## MATERIAL PROVIDED
* * * * *
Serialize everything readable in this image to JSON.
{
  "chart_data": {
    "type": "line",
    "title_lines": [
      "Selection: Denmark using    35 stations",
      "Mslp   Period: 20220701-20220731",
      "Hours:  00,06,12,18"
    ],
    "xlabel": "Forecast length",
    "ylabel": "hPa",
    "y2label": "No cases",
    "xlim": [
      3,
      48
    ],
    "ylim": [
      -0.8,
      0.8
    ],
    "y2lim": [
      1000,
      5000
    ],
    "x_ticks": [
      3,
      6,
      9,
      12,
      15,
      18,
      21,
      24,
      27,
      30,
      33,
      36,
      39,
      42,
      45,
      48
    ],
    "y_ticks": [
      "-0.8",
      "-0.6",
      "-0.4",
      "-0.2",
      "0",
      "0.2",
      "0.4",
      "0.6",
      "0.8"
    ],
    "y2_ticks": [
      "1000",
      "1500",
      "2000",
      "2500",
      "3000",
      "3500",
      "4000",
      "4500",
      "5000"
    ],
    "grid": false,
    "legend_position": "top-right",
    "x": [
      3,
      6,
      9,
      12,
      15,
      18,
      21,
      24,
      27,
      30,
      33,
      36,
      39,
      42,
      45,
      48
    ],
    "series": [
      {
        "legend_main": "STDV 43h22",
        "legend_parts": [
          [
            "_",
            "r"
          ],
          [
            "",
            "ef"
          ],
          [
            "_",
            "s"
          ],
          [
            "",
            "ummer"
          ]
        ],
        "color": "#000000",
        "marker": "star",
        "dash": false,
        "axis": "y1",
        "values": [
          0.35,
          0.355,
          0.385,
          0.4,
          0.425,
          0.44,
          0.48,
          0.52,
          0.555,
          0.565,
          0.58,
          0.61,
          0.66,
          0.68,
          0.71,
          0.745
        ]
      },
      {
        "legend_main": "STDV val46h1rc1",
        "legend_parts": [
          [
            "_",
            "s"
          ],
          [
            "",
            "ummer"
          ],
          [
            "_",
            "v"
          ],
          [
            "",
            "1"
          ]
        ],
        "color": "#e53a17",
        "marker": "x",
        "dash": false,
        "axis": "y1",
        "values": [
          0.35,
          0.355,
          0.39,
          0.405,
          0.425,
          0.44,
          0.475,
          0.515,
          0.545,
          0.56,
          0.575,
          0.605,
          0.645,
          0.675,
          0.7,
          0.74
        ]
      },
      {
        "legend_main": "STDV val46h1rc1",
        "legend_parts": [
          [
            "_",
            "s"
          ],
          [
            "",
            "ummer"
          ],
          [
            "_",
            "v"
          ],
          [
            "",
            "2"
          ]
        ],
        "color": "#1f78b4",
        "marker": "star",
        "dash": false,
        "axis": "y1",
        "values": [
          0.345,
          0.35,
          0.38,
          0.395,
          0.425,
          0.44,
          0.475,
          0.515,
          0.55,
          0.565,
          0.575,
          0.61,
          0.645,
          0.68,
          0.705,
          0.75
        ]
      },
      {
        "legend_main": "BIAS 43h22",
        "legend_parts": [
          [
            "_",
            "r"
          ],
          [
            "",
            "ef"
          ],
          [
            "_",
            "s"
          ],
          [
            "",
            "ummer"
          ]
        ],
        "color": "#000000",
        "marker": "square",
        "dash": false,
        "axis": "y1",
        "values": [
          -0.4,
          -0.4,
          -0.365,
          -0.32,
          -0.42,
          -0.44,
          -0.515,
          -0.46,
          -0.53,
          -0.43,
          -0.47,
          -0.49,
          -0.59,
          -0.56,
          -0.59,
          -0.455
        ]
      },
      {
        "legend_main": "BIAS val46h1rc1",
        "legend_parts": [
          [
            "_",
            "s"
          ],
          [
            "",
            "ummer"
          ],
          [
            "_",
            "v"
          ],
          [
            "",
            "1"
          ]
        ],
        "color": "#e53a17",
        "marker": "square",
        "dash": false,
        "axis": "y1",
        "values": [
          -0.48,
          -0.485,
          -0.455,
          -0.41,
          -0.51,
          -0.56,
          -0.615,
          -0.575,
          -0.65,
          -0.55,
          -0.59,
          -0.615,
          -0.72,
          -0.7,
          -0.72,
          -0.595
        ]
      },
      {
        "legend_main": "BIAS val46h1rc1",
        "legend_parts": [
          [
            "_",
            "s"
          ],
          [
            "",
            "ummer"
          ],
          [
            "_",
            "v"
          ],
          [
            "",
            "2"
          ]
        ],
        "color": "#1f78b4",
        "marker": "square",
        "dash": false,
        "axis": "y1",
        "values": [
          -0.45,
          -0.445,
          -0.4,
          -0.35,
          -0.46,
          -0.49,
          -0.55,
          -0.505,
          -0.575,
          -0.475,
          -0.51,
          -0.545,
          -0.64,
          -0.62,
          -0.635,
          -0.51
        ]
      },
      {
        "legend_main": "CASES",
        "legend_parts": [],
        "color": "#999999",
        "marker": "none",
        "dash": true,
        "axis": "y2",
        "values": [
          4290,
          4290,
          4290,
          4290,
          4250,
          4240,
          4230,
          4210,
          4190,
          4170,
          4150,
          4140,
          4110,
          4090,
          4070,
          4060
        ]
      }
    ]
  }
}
* * * * *
## STATED GOAL
Reproduce the data shown above exactly.

## EXPECTED ANSWER
Serialize everything readable in this image to JSON.
{
  "chart_data": {
    "type": "line",
    "title_lines": [
      "Selection: Denmark using    35 stations",
      "Mslp   Period: 20220701-20220731",
      "Hours:  00,06,12,18"
    ],
    "xlabel": "Forecast length",
    "ylabel": "hPa",
    "y2label": "No cases",
    "xlim": [
      3,
      48
    ],
    "ylim": [
      -0.8,
      0.8
    ],
    "y2lim": [
      1000,
      5000
    ],
    "x_ticks": [
      3,
      6,
      9,
      12,
      15,
      18,
      21,
      24,
      27,
      30,
      33,
      36,
      39,
      42,
      45,
      48
    ],
    "y_ticks": [
      "-0.8",
      "-0.6",
      "-0.4",
      "-0.2",
      "0",
      "0.2",
      "0.4",
      "0.6",
      "0.8"
    ],
    "y2_ticks": [
      "1000",
      "1500",
      "2000",
      "2500",
      "3000",
      "3500",
      "4000",
      "4500",
      "5000"
    ],
    "grid": false,
    "legend_position": "top-right",
    "x": [
      3,
      6,
      9,
      12,
      15,
      18,
      21,
      24,
      27,
      30,
      33,
      36,
      39,
      42,
      45,
      48
    ],
    "series": [
      {
        "legend_main": "STDV 43h22",
        "legend_parts": [
          [
            "_",
            "r"
          ],
          [
            "",
            "ef"
          ],
          [
            "_",
            "s"
          ],
          [
            "",
            "ummer"
          ]
        ],
        "color": "#000000",
        "marker": "star",
        "dash": false,
        "axis": "y1",
        "values": [
          0.35,
          0.355,
          0.385,
          0.4,
          0.425,
          0.44,
          0.48,
          0.52,
          0.555,
          0.565,
          0.58,
          0.61,
          0.66,
          0.68,
          0.71,
          0.745
        ]
      },
      {
        "legend_main": "STDV val46h1rc1",
        "legend_parts": [
          [
            "_",
            "s"
          ],
          [
            "",
            "ummer"
          ],
          [
            "_",
            "v"
          ],
          [
            "",
            "1"
          ]
        ],
        "color": "#e53a17",
        "marker": "x",
        "dash": false,
        "axis": "y1",
        "values": [
          0.35,
          0.355,
          0.39,
          0.405,
          0.425,
          0.44,
          0.475,
          0.515,
          0.545,
          0.56,
          0.575,
          0.605,
          0.645,
          0.675,
          0.7,
          0.74
        ]
      },
      {
        "legend_main": "STDV val46h1rc1",
        "legend_parts": [
          [
            "_",
            "s"
          ],
          [
            "",
            "ummer"
          ],
          [
            "_",
            "v"
          ],
          [
            "",
            "2"
          ]
        ],
        "color": "#1f78b4",
        "marker": "star",
        "dash": false,
        "axis": "y1",
        "values": [
          0.345,
          0.35,
          0.38,
          0.395,
          0.425,
          0.44,
          0.475,
          0.515,
          0.55,
          0.565,
          0.575,
          0.61,
          0.645,
          0.68,
          0.705,
          0.75
        ]
      },
      {
        "legend_main": "BIAS 43h22",
        "legend_parts": [
          [
            "_",
            "r"
          ],
          [
            "",
            "ef"
          ],
          [
            "_",
            "s"
          ],
          [
            "",
            "ummer"
          ]
        ],
        "color": "#000000",
        "marker": "square",
        "dash": false,
        "axis": "y1",
        "values": [
          -0.4,
          -0.4,
          -0.365,
          -0.32,
          -0.42,
          -0.44,
          -0.515,
          -0.46,
          -0.53,
          -0.43,
          -0.47,
          -0.49,
          -0.59,
          -0.56,
          -0.59,
          -0.455
        ]
      },
      {
        "legend_main": "BIAS val46h1rc1",
        "legend_parts": [
          [
            "_",
            "s"
          ],
          [
            "",
            "ummer"
          ],
          [
            "_",
            "v"
          ],
          [
            "",
            "1"
          ]
        ],
        "color": "#e53a17",
        "marker": "square",
        "dash": false,
        "axis": "y1",
        "values": [
          -0.48,
          -0.485,
          -0.455,
          -0.41,
          -0.51,
          -0.56,
          -0.615,
          -0.575,
          -0.65,
          -0.55,
          -0.59,
          -0.615,
          -0.72,
          -0.7,
          -0.72,
          -0.595
        ]
      },
      {
        "legend_main": "BIAS val46h1rc1",
        "legend_parts": [
          [
            "_",
            "s"
          ],
          [
            "",
            "ummer"
          ],
          [
            "_",
            "v"
          ],
          [
            "",
            "2"
          ]
        ],
        "color": "#1f78b4",
        "marker": "square",
        "dash": false,
        "axis": "y1",
        "values": [
          -0.45,
          -0.445,
          -0.4,
          -0.35,
          -0.46,
          -0.49,
          -0.55,
          -0.505,
          -0.575,
          -0.475,
          -0.51,
          -0.545,
          -0.64,
          -0.62,
          -0.635,
          -0.51
        ]
      },
      {
        "legend_main": "CASES",
        "legend_parts": [],
        "color": "#999999",
        "marker": "none",
        "dash": true,
        "axis": "y2",
        "values": [
          4290,
          4290,
          4290,
          4290,
          4250,
          4240,
          4230,
          4210,
          4190,
          4170,
          4150,
          4140,
          4110,
          4090,
          4070,
          4060
        ]
      }
    ]
  }
}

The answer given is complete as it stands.